◆ Instructions for the task:
Render the lines of the material between the line containing "article-7-list-item-2: – 9" and the line containing "article-9-paragraph-1: 1. Tämä", inclusive, as a Markdown table with the columns No. and Line, numbering the rows and omitting blank lines.

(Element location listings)

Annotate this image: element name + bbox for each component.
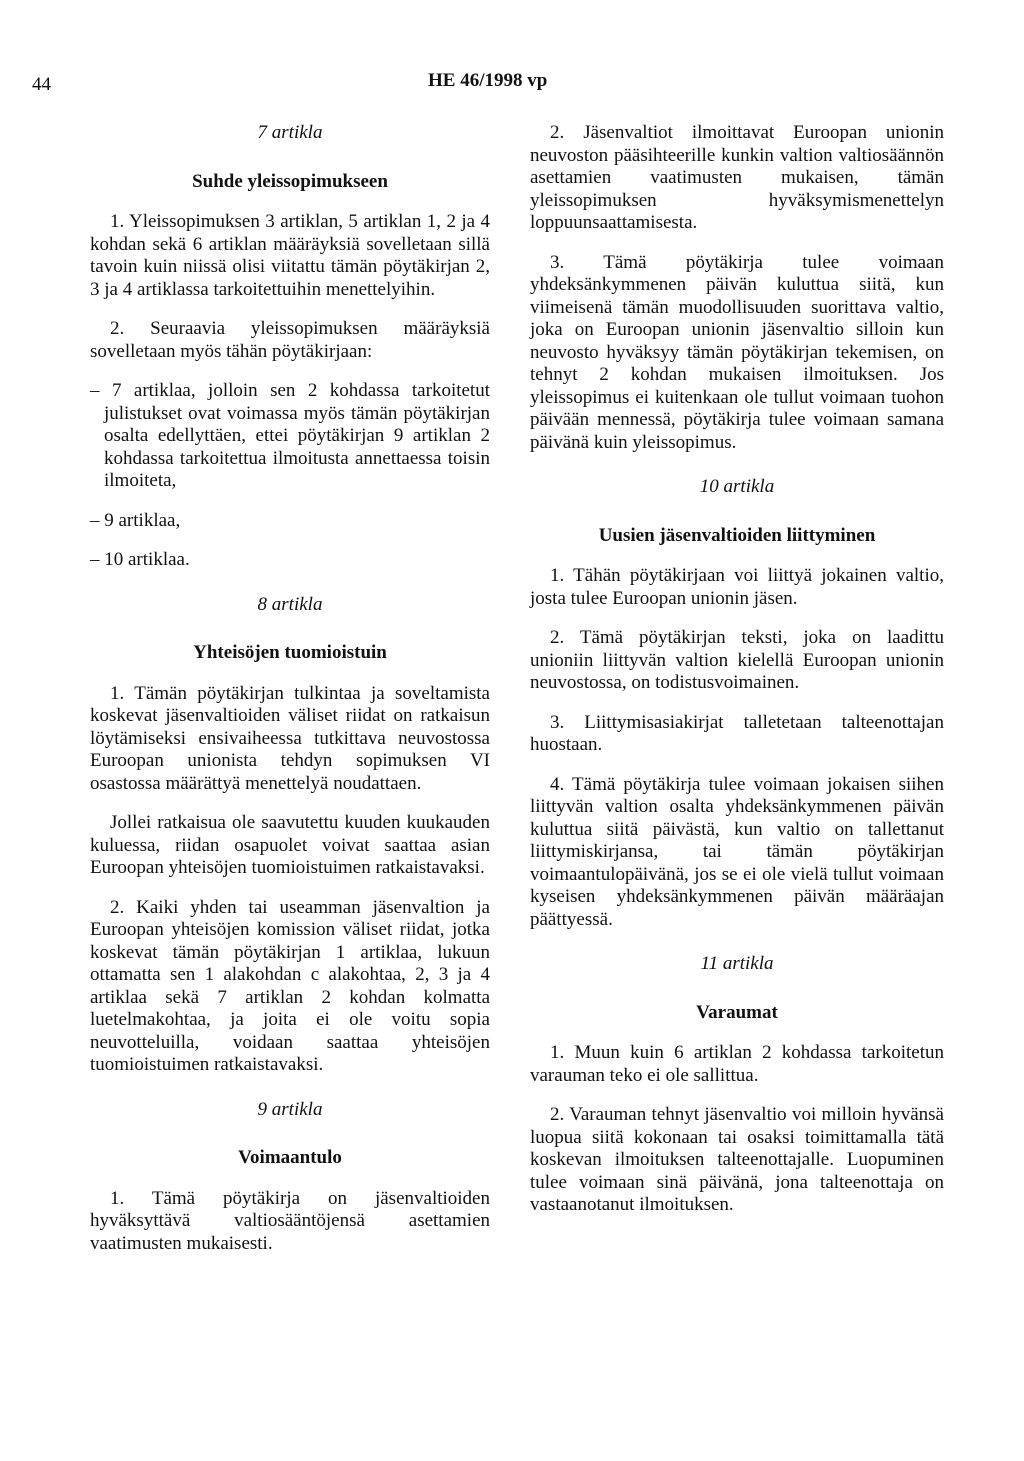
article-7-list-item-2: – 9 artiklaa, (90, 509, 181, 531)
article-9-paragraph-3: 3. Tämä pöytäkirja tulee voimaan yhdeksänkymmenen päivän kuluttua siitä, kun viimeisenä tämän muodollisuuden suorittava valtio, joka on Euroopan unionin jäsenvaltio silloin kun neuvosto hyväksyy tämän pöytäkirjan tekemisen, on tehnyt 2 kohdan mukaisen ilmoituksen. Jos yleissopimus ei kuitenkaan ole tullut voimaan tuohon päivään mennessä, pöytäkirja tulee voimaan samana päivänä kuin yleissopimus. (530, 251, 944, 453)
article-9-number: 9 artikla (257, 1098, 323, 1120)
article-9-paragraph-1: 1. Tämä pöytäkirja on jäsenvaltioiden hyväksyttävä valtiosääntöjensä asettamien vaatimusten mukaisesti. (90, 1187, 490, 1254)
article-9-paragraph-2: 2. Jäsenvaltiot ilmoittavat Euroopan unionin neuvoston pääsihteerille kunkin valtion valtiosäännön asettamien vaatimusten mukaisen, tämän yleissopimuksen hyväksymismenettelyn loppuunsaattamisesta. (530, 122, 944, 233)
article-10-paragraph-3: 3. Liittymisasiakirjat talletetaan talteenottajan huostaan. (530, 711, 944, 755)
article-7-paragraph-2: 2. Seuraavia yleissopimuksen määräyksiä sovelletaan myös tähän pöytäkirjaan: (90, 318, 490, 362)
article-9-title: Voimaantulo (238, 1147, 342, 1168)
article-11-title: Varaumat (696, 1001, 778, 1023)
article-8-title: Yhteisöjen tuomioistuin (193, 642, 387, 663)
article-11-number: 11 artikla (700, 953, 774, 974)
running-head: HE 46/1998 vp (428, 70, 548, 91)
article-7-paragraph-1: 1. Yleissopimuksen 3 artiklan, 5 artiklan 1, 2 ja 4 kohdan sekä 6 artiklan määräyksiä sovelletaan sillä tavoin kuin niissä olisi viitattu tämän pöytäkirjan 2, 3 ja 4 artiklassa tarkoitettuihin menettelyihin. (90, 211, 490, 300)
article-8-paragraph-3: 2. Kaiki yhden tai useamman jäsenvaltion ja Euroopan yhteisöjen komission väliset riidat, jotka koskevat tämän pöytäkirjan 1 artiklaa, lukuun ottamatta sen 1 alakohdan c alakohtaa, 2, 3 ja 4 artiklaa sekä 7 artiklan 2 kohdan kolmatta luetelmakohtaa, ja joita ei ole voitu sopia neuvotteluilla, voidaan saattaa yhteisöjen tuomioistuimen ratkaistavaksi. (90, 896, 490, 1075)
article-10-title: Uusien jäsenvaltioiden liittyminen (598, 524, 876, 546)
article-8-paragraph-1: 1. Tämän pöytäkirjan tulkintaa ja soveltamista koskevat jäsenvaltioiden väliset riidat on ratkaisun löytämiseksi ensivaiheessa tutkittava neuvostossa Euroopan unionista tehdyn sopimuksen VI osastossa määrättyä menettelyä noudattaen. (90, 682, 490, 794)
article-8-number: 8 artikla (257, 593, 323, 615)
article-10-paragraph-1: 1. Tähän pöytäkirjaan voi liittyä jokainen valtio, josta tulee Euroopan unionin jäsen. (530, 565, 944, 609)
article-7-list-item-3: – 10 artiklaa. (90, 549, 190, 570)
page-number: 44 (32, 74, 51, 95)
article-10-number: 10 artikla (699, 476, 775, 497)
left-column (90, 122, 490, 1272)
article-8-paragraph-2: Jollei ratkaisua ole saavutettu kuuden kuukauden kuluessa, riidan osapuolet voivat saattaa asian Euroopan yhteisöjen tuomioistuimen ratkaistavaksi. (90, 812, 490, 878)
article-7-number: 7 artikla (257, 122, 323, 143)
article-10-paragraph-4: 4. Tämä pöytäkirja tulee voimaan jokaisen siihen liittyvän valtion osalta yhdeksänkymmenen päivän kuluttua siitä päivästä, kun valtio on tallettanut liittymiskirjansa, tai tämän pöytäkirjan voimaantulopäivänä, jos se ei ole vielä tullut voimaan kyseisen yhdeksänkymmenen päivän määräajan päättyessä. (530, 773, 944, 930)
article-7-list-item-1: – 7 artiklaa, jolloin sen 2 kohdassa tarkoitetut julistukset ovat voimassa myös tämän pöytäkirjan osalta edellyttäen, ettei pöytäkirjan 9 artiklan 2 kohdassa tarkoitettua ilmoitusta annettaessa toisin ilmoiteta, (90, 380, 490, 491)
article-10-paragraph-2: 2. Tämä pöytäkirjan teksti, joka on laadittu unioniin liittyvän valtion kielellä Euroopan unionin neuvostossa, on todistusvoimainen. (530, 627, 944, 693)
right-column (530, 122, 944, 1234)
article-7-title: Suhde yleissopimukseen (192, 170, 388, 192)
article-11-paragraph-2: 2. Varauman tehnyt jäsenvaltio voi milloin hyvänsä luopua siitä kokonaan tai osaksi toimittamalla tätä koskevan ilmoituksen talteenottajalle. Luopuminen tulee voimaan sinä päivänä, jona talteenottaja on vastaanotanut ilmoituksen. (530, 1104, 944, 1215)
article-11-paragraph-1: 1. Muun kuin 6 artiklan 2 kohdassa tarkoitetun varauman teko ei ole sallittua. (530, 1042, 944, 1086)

◆ Written answer:
| No. | Line |
|---|---|
| 1 | article-7-list-item-2: – 9 artiklaa, (90, 509, 181, 531) |
| 2 | article-9-paragraph-3: 3. Tämä pöytäkirja tulee voimaan yhdeksänkymmenen päivän kuluttua siitä, kun viimeisenä tämän muodollisuuden suorittava valtio, joka on Euroopan unionin jäsenvaltio silloin kun neuvosto hyväksyy tämän pöytäkirjan tekemisen, on tehnyt 2 kohdan mukaisen ilmoituksen. Jos yleissopimus ei kuitenkaan ole tullut voimaan tuohon päivään mennessä, pöytäkirja tulee voimaan samana päivänä kuin yleissopimus. (530, 251, 944, 453) |
| 3 | article-9-number: 9 artikla (257, 1098, 323, 1120) |
| 4 | article-9-paragraph-1: 1. Tämä pöytäkirja on jäsenvaltioiden hyväksyttävä valtiosääntöjensä asettamien vaatimusten mukaisesti. (90, 1187, 490, 1254) |